**** Data extract

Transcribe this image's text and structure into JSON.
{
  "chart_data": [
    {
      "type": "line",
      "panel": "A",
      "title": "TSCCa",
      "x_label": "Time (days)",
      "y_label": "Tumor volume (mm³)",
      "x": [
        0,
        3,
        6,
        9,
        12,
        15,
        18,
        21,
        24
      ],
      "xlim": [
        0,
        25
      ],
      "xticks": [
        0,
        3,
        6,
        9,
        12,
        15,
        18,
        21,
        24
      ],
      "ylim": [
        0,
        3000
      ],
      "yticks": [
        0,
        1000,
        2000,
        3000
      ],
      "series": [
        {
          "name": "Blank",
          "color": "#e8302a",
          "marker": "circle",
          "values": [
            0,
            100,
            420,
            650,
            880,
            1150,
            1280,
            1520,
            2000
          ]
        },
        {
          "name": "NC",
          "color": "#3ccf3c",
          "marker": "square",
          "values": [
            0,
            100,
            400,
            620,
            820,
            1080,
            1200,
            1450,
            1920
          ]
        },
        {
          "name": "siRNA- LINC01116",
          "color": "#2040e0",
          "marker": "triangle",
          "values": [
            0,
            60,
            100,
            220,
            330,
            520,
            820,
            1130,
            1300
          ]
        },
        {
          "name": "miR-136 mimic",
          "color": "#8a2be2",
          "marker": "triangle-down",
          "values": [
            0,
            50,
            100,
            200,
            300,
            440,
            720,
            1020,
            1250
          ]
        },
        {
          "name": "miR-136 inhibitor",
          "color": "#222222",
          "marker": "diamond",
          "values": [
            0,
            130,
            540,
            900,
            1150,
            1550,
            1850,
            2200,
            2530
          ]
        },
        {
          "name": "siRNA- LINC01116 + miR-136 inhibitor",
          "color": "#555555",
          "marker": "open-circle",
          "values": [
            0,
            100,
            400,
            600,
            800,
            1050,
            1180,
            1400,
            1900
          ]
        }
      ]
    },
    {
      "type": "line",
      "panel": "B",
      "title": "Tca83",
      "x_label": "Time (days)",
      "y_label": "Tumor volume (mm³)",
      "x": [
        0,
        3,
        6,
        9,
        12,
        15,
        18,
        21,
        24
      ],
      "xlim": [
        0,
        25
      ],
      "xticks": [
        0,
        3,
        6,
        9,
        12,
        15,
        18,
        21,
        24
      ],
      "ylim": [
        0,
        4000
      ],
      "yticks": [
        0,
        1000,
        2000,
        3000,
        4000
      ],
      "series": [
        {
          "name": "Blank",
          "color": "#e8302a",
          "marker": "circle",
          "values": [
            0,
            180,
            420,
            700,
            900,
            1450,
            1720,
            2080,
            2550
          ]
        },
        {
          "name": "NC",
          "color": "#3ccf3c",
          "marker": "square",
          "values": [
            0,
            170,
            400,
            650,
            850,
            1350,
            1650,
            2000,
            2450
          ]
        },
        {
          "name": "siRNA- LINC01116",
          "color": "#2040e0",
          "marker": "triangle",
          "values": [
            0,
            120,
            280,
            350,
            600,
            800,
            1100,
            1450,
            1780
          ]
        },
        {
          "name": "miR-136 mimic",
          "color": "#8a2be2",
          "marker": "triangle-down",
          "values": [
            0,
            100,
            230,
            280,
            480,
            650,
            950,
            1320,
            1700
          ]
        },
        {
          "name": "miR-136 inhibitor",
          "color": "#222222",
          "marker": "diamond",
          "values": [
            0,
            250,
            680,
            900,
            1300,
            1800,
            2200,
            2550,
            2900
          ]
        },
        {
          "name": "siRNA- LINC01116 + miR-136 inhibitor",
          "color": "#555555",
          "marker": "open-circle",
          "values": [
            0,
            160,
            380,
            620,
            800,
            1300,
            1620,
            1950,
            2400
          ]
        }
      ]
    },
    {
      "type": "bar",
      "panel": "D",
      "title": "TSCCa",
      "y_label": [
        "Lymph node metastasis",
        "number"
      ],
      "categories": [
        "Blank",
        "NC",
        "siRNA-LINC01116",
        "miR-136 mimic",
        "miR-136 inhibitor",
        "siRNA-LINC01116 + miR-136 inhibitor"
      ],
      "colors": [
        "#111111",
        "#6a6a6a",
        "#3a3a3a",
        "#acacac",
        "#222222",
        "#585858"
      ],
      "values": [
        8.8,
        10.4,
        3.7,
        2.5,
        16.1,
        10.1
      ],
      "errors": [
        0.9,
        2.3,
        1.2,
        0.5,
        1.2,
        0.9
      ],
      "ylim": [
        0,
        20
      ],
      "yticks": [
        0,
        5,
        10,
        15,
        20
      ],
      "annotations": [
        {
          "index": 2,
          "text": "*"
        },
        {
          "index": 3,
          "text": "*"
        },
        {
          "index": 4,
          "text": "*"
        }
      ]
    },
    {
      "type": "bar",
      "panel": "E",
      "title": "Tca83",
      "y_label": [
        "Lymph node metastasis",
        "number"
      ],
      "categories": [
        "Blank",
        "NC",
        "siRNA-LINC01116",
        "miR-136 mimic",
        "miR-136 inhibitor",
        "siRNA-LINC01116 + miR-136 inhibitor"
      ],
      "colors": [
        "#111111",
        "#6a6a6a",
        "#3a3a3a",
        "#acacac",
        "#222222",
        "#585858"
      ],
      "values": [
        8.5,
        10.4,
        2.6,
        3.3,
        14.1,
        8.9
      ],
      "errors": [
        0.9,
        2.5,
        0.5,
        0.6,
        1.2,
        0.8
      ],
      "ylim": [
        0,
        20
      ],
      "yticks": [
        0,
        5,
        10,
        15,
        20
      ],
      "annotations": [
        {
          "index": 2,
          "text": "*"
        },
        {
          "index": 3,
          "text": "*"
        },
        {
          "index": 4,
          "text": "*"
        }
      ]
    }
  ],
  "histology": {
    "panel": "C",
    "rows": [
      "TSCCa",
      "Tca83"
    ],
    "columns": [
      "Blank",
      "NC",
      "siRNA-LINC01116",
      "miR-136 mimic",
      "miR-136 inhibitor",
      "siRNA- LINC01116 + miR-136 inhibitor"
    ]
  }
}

********

- [Exercise details] Restate the data above word for word, omitting nothing.

- [Task result]
Transcribe this image's text and structure into JSON.
{
  "chart_data": [
    {
      "type": "line",
      "panel": "A",
      "title": "TSCCa",
      "x_label": "Time (days)",
      "y_label": "Tumor volume (mm³)",
      "x": [
        0,
        3,
        6,
        9,
        12,
        15,
        18,
        21,
        24
      ],
      "xlim": [
        0,
        25
      ],
      "xticks": [
        0,
        3,
        6,
        9,
        12,
        15,
        18,
        21,
        24
      ],
      "ylim": [
        0,
        3000
      ],
      "yticks": [
        0,
        1000,
        2000,
        3000
      ],
      "series": [
        {
          "name": "Blank",
          "color": "#e8302a",
          "marker": "circle",
          "values": [
            0,
            100,
            420,
            650,
            880,
            1150,
            1280,
            1520,
            2000
          ]
        },
        {
          "name": "NC",
          "color": "#3ccf3c",
          "marker": "square",
          "values": [
            0,
            100,
            400,
            620,
            820,
            1080,
            1200,
            1450,
            1920
          ]
        },
        {
          "name": "siRNA- LINC01116",
          "color": "#2040e0",
          "marker": "triangle",
          "values": [
            0,
            60,
            100,
            220,
            330,
            520,
            820,
            1130,
            1300
          ]
        },
        {
          "name": "miR-136 mimic",
          "color": "#8a2be2",
          "marker": "triangle-down",
          "values": [
            0,
            50,
            100,
            200,
            300,
            440,
            720,
            1020,
            1250
          ]
        },
        {
          "name": "miR-136 inhibitor",
          "color": "#222222",
          "marker": "diamond",
          "values": [
            0,
            130,
            540,
            900,
            1150,
            1550,
            1850,
            2200,
            2530
          ]
        },
        {
          "name": "siRNA- LINC01116 + miR-136 inhibitor",
          "color": "#555555",
          "marker": "open-circle",
          "values": [
            0,
            100,
            400,
            600,
            800,
            1050,
            1180,
            1400,
            1900
          ]
        }
      ]
    },
    {
      "type": "line",
      "panel": "B",
      "title": "Tca83",
      "x_label": "Time (days)",
      "y_label": "Tumor volume (mm³)",
      "x": [
        0,
        3,
        6,
        9,
        12,
        15,
        18,
        21,
        24
      ],
      "xlim": [
        0,
        25
      ],
      "xticks": [
        0,
        3,
        6,
        9,
        12,
        15,
        18,
        21,
        24
      ],
      "ylim": [
        0,
        4000
      ],
      "yticks": [
        0,
        1000,
        2000,
        3000,
        4000
      ],
      "series": [
        {
          "name": "Blank",
          "color": "#e8302a",
          "marker": "circle",
          "values": [
            0,
            180,
            420,
            700,
            900,
            1450,
            1720,
            2080,
            2550
          ]
        },
        {
          "name": "NC",
          "color": "#3ccf3c",
          "marker": "square",
          "values": [
            0,
            170,
            400,
            650,
            850,
            1350,
            1650,
            2000,
            2450
          ]
        },
        {
          "name": "siRNA- LINC01116",
          "color": "#2040e0",
          "marker": "triangle",
          "values": [
            0,
            120,
            280,
            350,
            600,
            800,
            1100,
            1450,
            1780
          ]
        },
        {
          "name": "miR-136 mimic",
          "color": "#8a2be2",
          "marker": "triangle-down",
          "values": [
            0,
            100,
            230,
            280,
            480,
            650,
            950,
            1320,
            1700
          ]
        },
        {
          "name": "miR-136 inhibitor",
          "color": "#222222",
          "marker": "diamond",
          "values": [
            0,
            250,
            680,
            900,
            1300,
            1800,
            2200,
            2550,
            2900
          ]
        },
        {
          "name": "siRNA- LINC01116 + miR-136 inhibitor",
          "color": "#555555",
          "marker": "open-circle",
          "values": [
            0,
            160,
            380,
            620,
            800,
            1300,
            1620,
            1950,
            2400
          ]
        }
      ]
    },
    {
      "type": "bar",
      "panel": "D",
      "title": "TSCCa",
      "y_label": [
        "Lymph node metastasis",
        "number"
      ],
      "categories": [
        "Blank",
        "NC",
        "siRNA-LINC01116",
        "miR-136 mimic",
        "miR-136 inhibitor",
        "siRNA-LINC01116 + miR-136 inhibitor"
      ],
      "colors": [
        "#111111",
        "#6a6a6a",
        "#3a3a3a",
        "#acacac",
        "#222222",
        "#585858"
      ],
      "values": [
        8.8,
        10.4,
        3.7,
        2.5,
        16.1,
        10.1
      ],
      "errors": [
        0.9,
        2.3,
        1.2,
        0.5,
        1.2,
        0.9
      ],
      "ylim": [
        0,
        20
      ],
      "yticks": [
        0,
        5,
        10,
        15,
        20
      ],
      "annotations": [
        {
          "index": 2,
          "text": "*"
        },
        {
          "index": 3,
          "text": "*"
        },
        {
          "index": 4,
          "text": "*"
        }
      ]
    },
    {
      "type": "bar",
      "panel": "E",
      "title": "Tca83",
      "y_label": [
        "Lymph node metastasis",
        "number"
      ],
      "categories": [
        "Blank",
        "NC",
        "siRNA-LINC01116",
        "miR-136 mimic",
        "miR-136 inhibitor",
        "siRNA-LINC01116 + miR-136 inhibitor"
      ],
      "colors": [
        "#111111",
        "#6a6a6a",
        "#3a3a3a",
        "#acacac",
        "#222222",
        "#585858"
      ],
      "values": [
        8.5,
        10.4,
        2.6,
        3.3,
        14.1,
        8.9
      ],
      "errors": [
        0.9,
        2.5,
        0.5,
        0.6,
        1.2,
        0.8
      ],
      "ylim": [
        0,
        20
      ],
      "yticks": [
        0,
        5,
        10,
        15,
        20
      ],
      "annotations": [
        {
          "index": 2,
          "text": "*"
        },
        {
          "index": 3,
          "text": "*"
        },
        {
          "index": 4,
          "text": "*"
        }
      ]
    }
  ],
  "histology": {
    "panel": "C",
    "rows": [
      "TSCCa",
      "Tca83"
    ],
    "columns": [
      "Blank",
      "NC",
      "siRNA-LINC01116",
      "miR-136 mimic",
      "miR-136 inhibitor",
      "siRNA- LINC01116 + miR-136 inhibitor"
    ]
  }
}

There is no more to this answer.